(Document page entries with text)
⁂
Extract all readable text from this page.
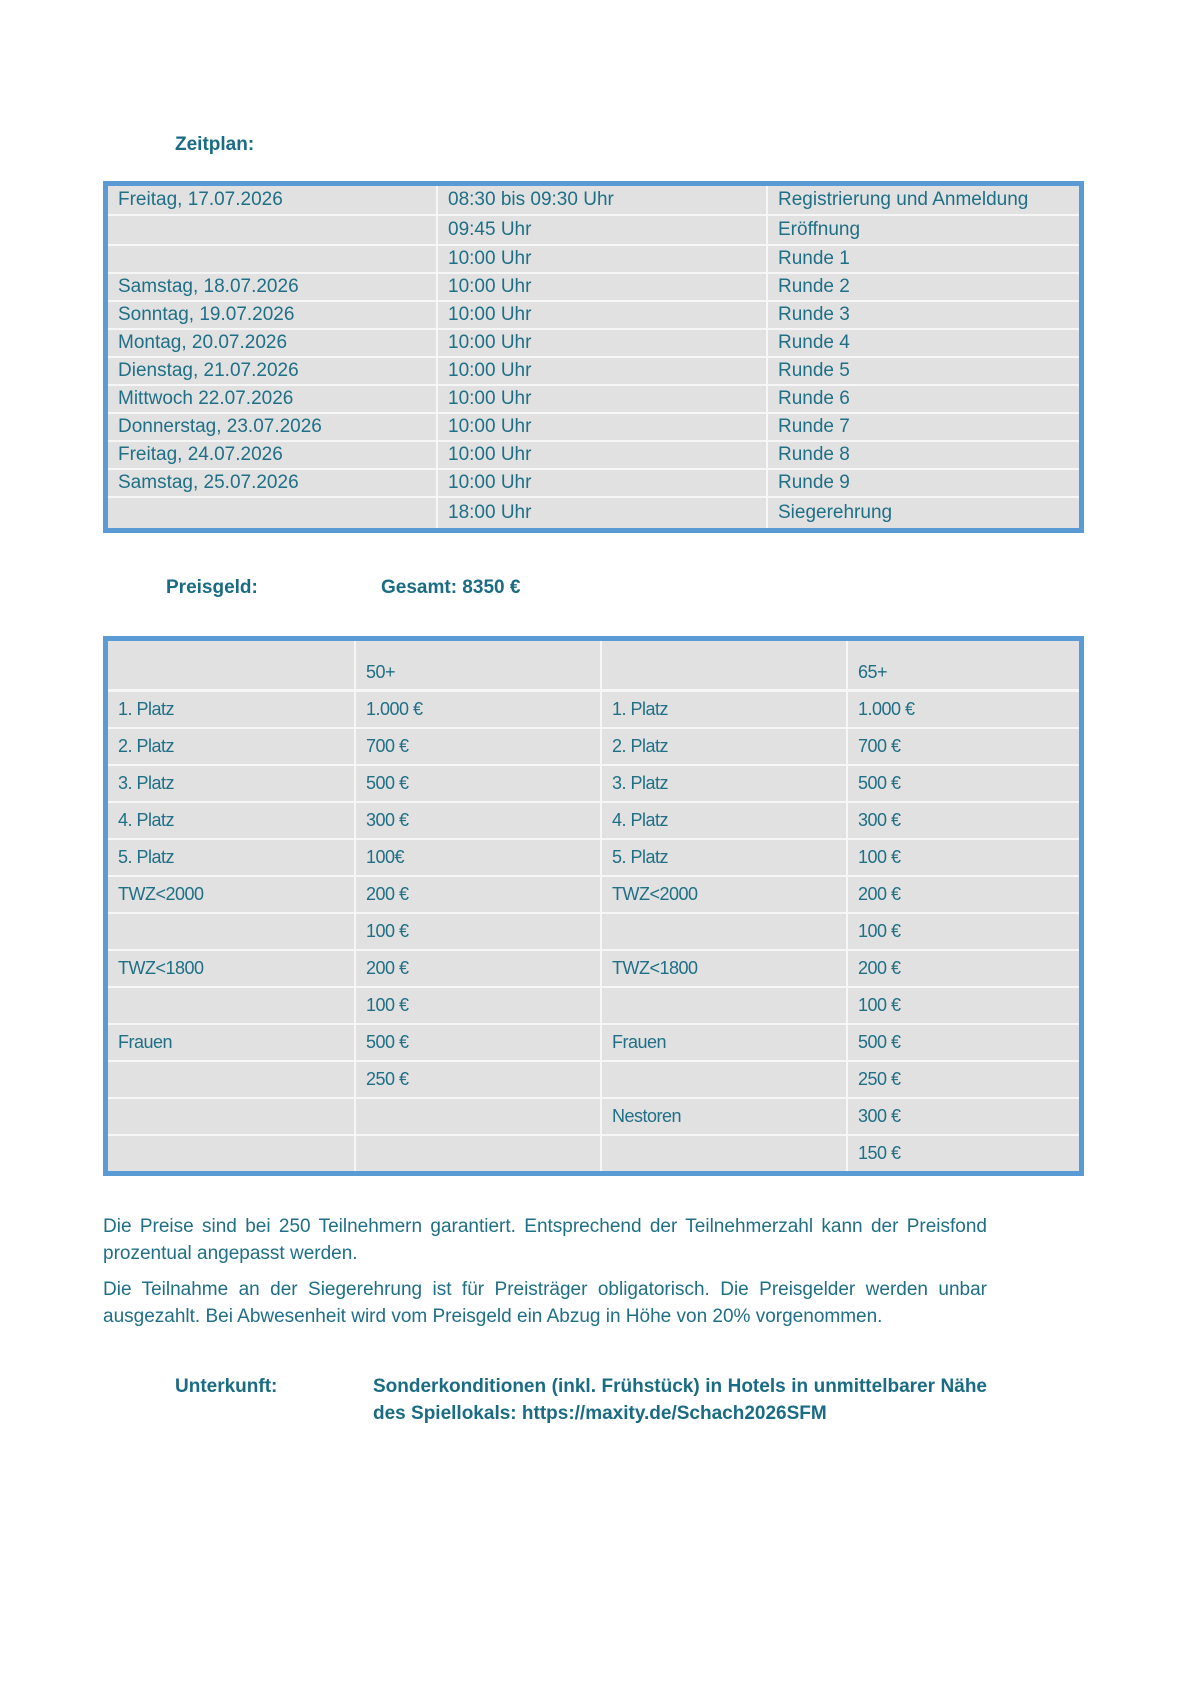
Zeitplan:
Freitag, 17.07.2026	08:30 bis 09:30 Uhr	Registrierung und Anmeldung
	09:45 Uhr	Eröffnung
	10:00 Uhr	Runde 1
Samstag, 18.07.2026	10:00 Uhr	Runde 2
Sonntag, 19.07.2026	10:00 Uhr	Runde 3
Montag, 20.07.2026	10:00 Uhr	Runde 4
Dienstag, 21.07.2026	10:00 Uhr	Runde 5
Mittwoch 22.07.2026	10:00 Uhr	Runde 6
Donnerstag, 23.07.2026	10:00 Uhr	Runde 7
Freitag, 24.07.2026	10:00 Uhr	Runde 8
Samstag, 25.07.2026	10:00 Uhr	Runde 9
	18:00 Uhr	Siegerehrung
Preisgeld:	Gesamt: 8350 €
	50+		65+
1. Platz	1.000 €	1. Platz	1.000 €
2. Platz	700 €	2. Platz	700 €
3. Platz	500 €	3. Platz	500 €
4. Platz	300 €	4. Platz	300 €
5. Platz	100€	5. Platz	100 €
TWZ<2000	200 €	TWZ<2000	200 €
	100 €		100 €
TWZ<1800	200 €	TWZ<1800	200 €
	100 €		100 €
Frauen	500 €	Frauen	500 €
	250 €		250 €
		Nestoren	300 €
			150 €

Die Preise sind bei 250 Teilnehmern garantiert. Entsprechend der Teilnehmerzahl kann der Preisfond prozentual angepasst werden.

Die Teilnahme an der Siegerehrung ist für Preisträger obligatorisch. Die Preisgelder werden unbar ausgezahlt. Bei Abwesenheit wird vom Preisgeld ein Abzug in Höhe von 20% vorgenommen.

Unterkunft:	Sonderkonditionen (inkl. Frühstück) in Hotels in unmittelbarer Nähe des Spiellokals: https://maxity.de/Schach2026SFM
⁂
◆ What is expected:
In the entries above, copy each line that contains the string "Platz".

◆ Answer to this task:
1. Platz	1.000 €	1. Platz	1.000 €
2. Platz	700 €	2. Platz	700 €
3. Platz	500 €	3. Platz	500 €
4. Platz	300 €	4. Platz	300 €
5. Platz	100€	5. Platz	100 €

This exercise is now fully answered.